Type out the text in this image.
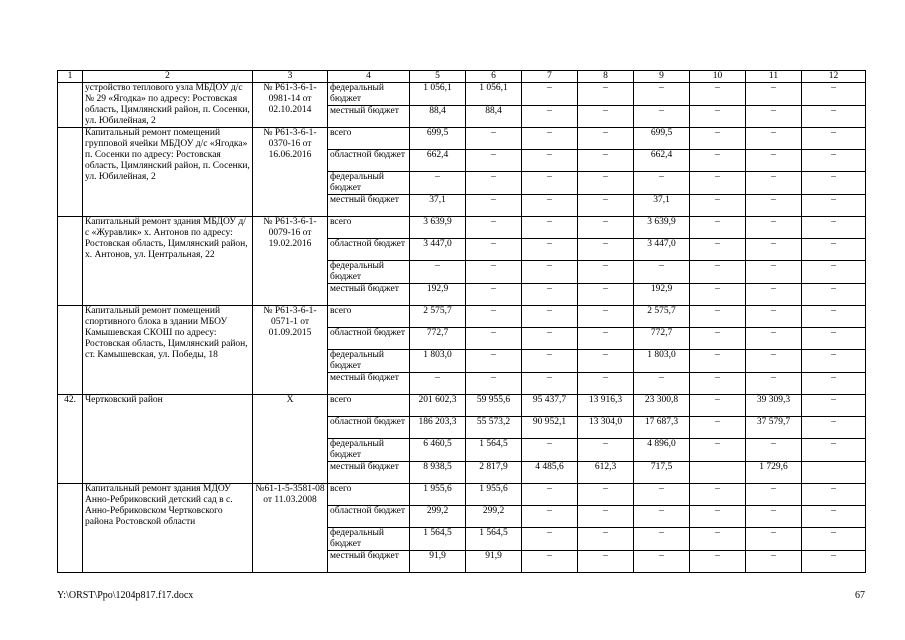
1	2	3	4	5	6	7	8	9	10	11	12
	устройство теплового узла МБДОУ д/с № 29 «Ягодка» по адресу: Ростовская область, Цимлянский район, п. Сосенки, ул. Юбилейная, 2	№ Р61-3-6-1-0981-14 от 02.10.2014	федеральный бюджет	1 056,1	1 056,1	–	–	–	–	–	–
			местный бюджет	88,4	88,4	–	–	–	–	–	–
	Капитальный ремонт помещений групповой ячейки МБДОУ д/с «Ягодка» п. Сосенки по адресу: Ростовская область, Цимлянский район, п. Сосенки, ул. Юбилейная, 2	№ Р61-3-6-1-0370-16 от 16.06.2016	всего	699,5	–	–	–	699,5	–	–	–
			областной бюджет	662,4	–	–	–	662,4	–	–	–
			федеральный бюджет	–	–	–	–	–	–	–	–
			местный бюджет	37,1	–	–	–	37,1	–	–	–
	Капитальный ремонт здания МБДОУ д/с «Журавлик» х. Антонов по адресу: Ростовская область, Цимлянский район, х. Антонов, ул. Центральная, 22	№ Р61-3-6-1-0079-16 от 19.02.2016	всего	3 639,9	–	–	–	3 639,9	–	–	–
			областной бюджет	3 447,0	–	–	–	3 447,0	–	–	–
			федеральный бюджет	–	–	–	–	–	–	–	–
			местный бюджет	192,9	–	–	–	192,9	–	–	–
	Капитальный ремонт помещений спортивного блока в здании МБОУ Камышевская СКОШ по адресу: Ростовская область, Цимлянский район, ст. Камышевская, ул. Победы, 18	№ Р61-3-6-1-0571-1 от 01.09.2015	всего	2 575,7	–	–	–	2 575,7	–	–	–
			областной бюджет	772,7	–	–	–	772,7	–	–	–
			федеральный бюджет	1 803,0	–	–	–	1 803,0	–	–	–
			местный бюджет	–	–	–	–	–	–	–	–
42.	Чертковский район	Х	всего	201 602,3	59 955,6	95 437,7	13 916,3	23 300,8	–	39 309,3	–
			областной бюджет	186 203,3	55 573,2	90 952,1	13 304,0	17 687,3	–	37 579,7	–
			федеральный бюджет	6 460,5	1 564,5	–	–	4 896,0	–	–	–
			местный бюджет	8 938,5	2 817,9	4 485,6	612,3	717,5		1 729,6	
	Капитальный ремонт здания МДОУ Анно-Ребриковский детский сад в с. Анно-Ребриковском Чертковского района Ростовской области	№61-1-5-3581-08 от 11.03.2008	всего	1 955,6	1 955,6	–	–	–	–	–	–
			областной бюджет	299,2	299,2	–	–	–	–	–	–
			федеральный бюджет	1 564,5	1 564,5	–	–	–	–	–	–
			местный бюджет	91,9	91,9	–	–	–	–	–	–
Y:\ORST\Ppo\1204p817.f17.docx	67
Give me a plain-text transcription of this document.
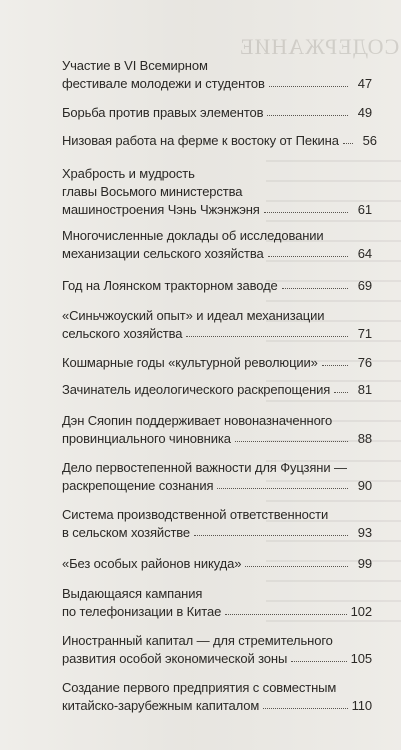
СОДЕРЖАНИЕ
Участие в VI Всемирном
фестивале молодежи и студентов	47
Борьба против правых элементов	49
Низовая работа на ферме к востоку от Пекина	56
Храбрость и мудрость
главы Восьмого министерства
машиностроения Чэнь Чжэнжэня	61
Многочисленные доклады об исследовании
механизации сельского хозяйства	64
Год на Лоянском тракторном заводе	69
«Синьчжоуский опыт» и идеал механизации
сельского хозяйства	71
Кошмарные годы «культурной революции»	76
Зачинатель идеологического раскрепощения	81
Дэн Сяопин поддерживает новоназначенного
провинциального чиновника	88
Дело первостепенной важности для Фуцзяни —
раскрепощение сознания	90
Система производственной ответственности
в сельском хозяйстве	93
«Без особых районов никуда»	99
Выдающаяся кампания
по телефонизации в Китае	102
Иностранный капитал — для стремительного
развития особой экономической зоны	105
Создание первого предприятия с совместным
китайско-зарубежным капиталом	110
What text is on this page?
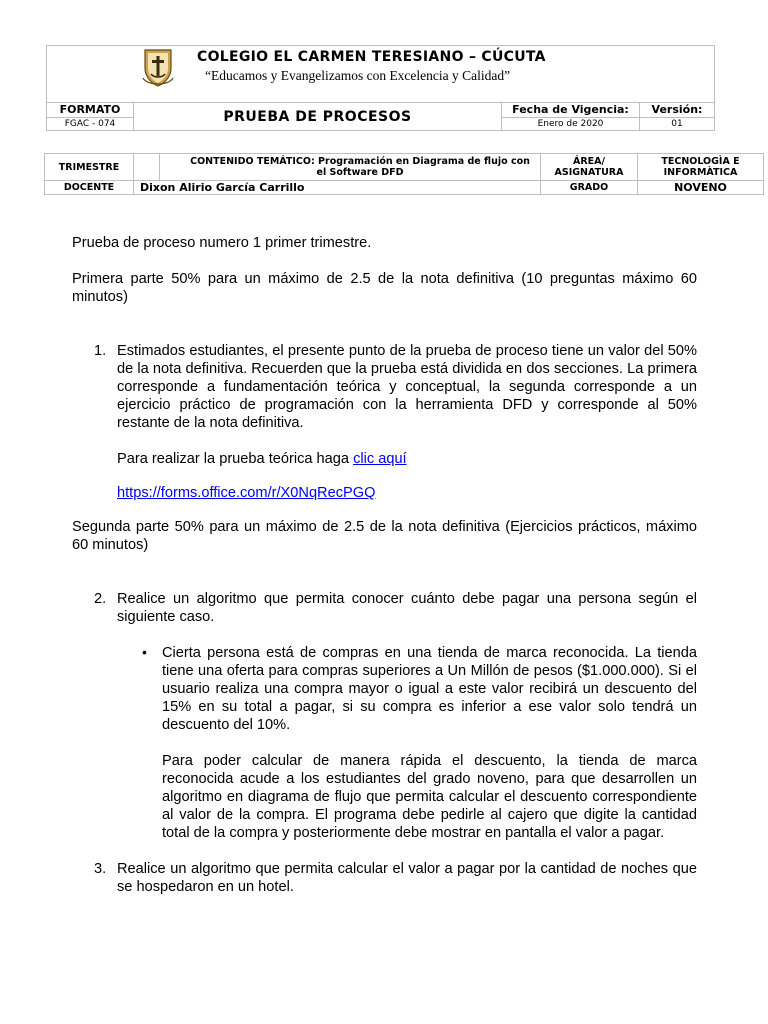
COLEGIO EL CARMEN TERESIANO – CÚCUTA
“Educamos y Evangelizamos con Excelencia y Calidad”			

FORMATO	PRUEBA DE PROCESOS	Fecha de Vigencia:	Versión:
FGAC - 074		Enero de 2020	01
TRIMESTRE		CONTENIDO TEMÁTICO: Programación en Diagrama de flujo con el Software DFD	ÁREA/ ASIGNATURA	TECNOLOGÌA E INFORMÀTICA
DOCENTE	Dixon Alirio García Carrillo		GRADO	NOVENO

Prueba de proceso numero 1 primer trimestre.

Primera parte 50% para un máximo de 2.5 de la nota definitiva (10 preguntas máximo 60 minutos)

1. Estimados estudiantes, el presente punto de la prueba de proceso tiene un valor del 50% de la nota definitiva. Recuerden que la prueba está dividida en dos secciones. La primera corresponde a fundamentación teórica y conceptual, la segunda corresponde a un ejercicio práctico de programación con la herramienta DFD y corresponde al 50% restante de la nota definitiva.

Para realizar la prueba teórica haga clic aquí

https://forms.office.com/r/X0NqRecPGQ

Segunda parte 50% para un máximo de 2.5 de la nota definitiva (Ejercicios prácticos, máximo 60 minutos)

2. Realice un algoritmo que permita conocer cuánto debe pagar una persona según el siguiente caso.

• Cierta persona está de compras en una tienda de marca reconocida. La tienda tiene una oferta para compras superiores a Un Millón de pesos ($1.000.000). Si el usuario realiza una compra mayor o igual a este valor recibirá un descuento del 15% en su total a pagar, si su compra es inferior a ese valor solo tendrá un descuento del 10%.

Para poder calcular de manera rápida el descuento, la tienda de marca reconocida acude a los estudiantes del grado noveno, para que desarrollen un algoritmo en diagrama de flujo que permita calcular el descuento correspondiente al valor de la compra. El programa debe pedirle al cajero que digite la cantidad total de la compra y posteriormente debe mostrar en pantalla el valor a pagar.

3. Realice un algoritmo que permita calcular el valor a pagar por la cantidad de noches que se hospedaron en un hotel.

• [What the task asks]: Quote in full the listing given above; the images are to be left out.

• [Answer for the task]:
Type out the text in this image.
1	2	3	4	5	6	7	8	9	10	11	12
	устройство теплового узла МБДОУ д/с № 29 «Ягодка» по адресу: Ростовская область, Цимлянский район, п. Сосенки, ул. Юбилейная, 2	№ Р61-3-6-1-0981-14 от 02.10.2014	федеральный бюджет	1 056,1	1 056,1	–	–	–	–	–	–
			местный бюджет	88,4	88,4	–	–	–	–	–	–
	Капитальный ремонт помещений групповой ячейки МБДОУ д/с «Ягодка» п. Сосенки по адресу: Ростовская область, Цимлянский район, п. Сосенки, ул. Юбилейная, 2	№ Р61-3-6-1-0370-16 от 16.06.2016	всего	699,5	–	–	–	699,5	–	–	–
			областной бюджет	662,4	–	–	–	662,4	–	–	–
			федеральный бюджет	–	–	–	–	–	–	–	–
			местный бюджет	37,1	–	–	–	37,1	–	–	–
	Капитальный ремонт здания МБДОУ д/с «Журавлик» х. Антонов по адресу: Ростовская область, Цимлянский район, х. Антонов, ул. Центральная, 22	№ Р61-3-6-1-0079-16 от 19.02.2016	всего	3 639,9	–	–	–	3 639,9	–	–	–
			областной бюджет	3 447,0	–	–	–	3 447,0	–	–	–
			федеральный бюджет	–	–	–	–	–	–	–	–
			местный бюджет	192,9	–	–	–	192,9	–	–	–
	Капитальный ремонт помещений спортивного блока в здании МБОУ Камышевская СКОШ по адресу: Ростовская область, Цимлянский район, ст. Камышевская, ул. Победы, 18	№ Р61-3-6-1-0571-1 от 01.09.2015	всего	2 575,7	–	–	–	2 575,7	–	–	–
			областной бюджет	772,7	–	–	–	772,7	–	–	–
			федеральный бюджет	1 803,0	–	–	–	1 803,0	–	–	–
			местный бюджет	–	–	–	–	–	–	–	–
42.	Чертковский район	Х	всего	201 602,3	59 955,6	95 437,7	13 916,3	23 300,8	–	39 309,3	–
			областной бюджет	186 203,3	55 573,2	90 952,1	13 304,0	17 687,3	–	37 579,7	–
			федеральный бюджет	6 460,5	1 564,5	–	–	4 896,0	–	–	–
			местный бюджет	8 938,5	2 817,9	4 485,6	612,3	717,5		1 729,6	
	Капитальный ремонт здания МДОУ Анно-Ребриковский детский сад в с. Анно-Ребриковском Чертковского района Ростовской области	№61-1-5-3581-08 от 11.03.2008	всего	1 955,6	1 955,6	–	–	–	–	–	–
			областной бюджет	299,2	299,2	–	–	–	–	–	–
			федеральный бюджет	1 564,5	1 564,5	–	–	–	–	–	–
			местный бюджет	91,9	91,9	–	–	–	–	–	–
Y:\ORST\Ppo\1204p817.f17.docx	67
Give me a plain-text transcription of this document.
СОДЕРЖАНИЕ
Участие в VI Всемирном
фестивале молодежи и студентов	47
Борьба против правых элементов	49
Низовая работа на ферме к востоку от Пекина	56
Храбрость и мудрость
главы Восьмого министерства
машиностроения Чэнь Чжэнжэня	61
Многочисленные доклады об исследовании
механизации сельского хозяйства	64
Год на Лоянском тракторном заводе	69
«Синьчжоуский опыт» и идеал механизации
сельского хозяйства	71
Кошмарные годы «культурной революции»	76
Зачинатель идеологического раскрепощения	81
Дэн Сяопин поддерживает новоназначенного
провинциального чиновника	88
Дело первостепенной важности для Фуцзяни —
раскрепощение сознания	90
Система производственной ответственности
в сельском хозяйстве	93
«Без особых районов никуда»	99
Выдающаяся кампания
по телефонизации в Китае	102
Иностранный капитал — для стремительного
развития особой экономической зоны	105
Создание первого предприятия с совместным
китайско-зарубежным капиталом	110
What text is on this page?
COLEGIO EL CARMEN TERESIANO – CÚCUTA
“Educamos y Evangelizamos con Excelencia y Calidad”			

FORMATO	PRUEBA DE PROCESOS	Fecha de Vigencia:	Versión:
FGAC - 074		Enero de 2020	01
TRIMESTRE		CONTENIDO TEMÁTICO: Programación en Diagrama de flujo con el Software DFD	ÁREA/ ASIGNATURA	TECNOLOGÌA E INFORMÀTICA
DOCENTE	Dixon Alirio García Carrillo		GRADO	NOVENO

Prueba de proceso numero 1 primer trimestre.

Primera parte 50% para un máximo de 2.5 de la nota definitiva (10 preguntas máximo 60 minutos)

1. Estimados estudiantes, el presente punto de la prueba de proceso tiene un valor del 50% de la nota definitiva. Recuerden que la prueba está dividida en dos secciones. La primera corresponde a fundamentación teórica y conceptual, la segunda corresponde a un ejercicio práctico de programación con la herramienta DFD y corresponde al 50% restante de la nota definitiva.

Para realizar la prueba teórica haga clic aquí

https://forms.office.com/r/X0NqRecPGQ

Segunda parte 50% para un máximo de 2.5 de la nota definitiva (Ejercicios prácticos, máximo 60 minutos)

2. Realice un algoritmo que permita conocer cuánto debe pagar una persona según el siguiente caso.

• Cierta persona está de compras en una tienda de marca reconocida. La tienda tiene una oferta para compras superiores a Un Millón de pesos ($1.000.000). Si el usuario realiza una compra mayor o igual a este valor recibirá un descuento del 15% en su total a pagar, si su compra es inferior a ese valor solo tendrá un descuento del 10%.

Para poder calcular de manera rápida el descuento, la tienda de marca reconocida acude a los estudiantes del grado noveno, para que desarrollen un algoritmo en diagrama de flujo que permita calcular el descuento correspondiente al valor de la compra. El programa debe pedirle al cajero que digite la cantidad total de la compra y posteriormente debe mostrar en pantalla el valor a pagar.

3. Realice un algoritmo que permita calcular el valor a pagar por la cantidad de noches que se hospedaron en un hotel.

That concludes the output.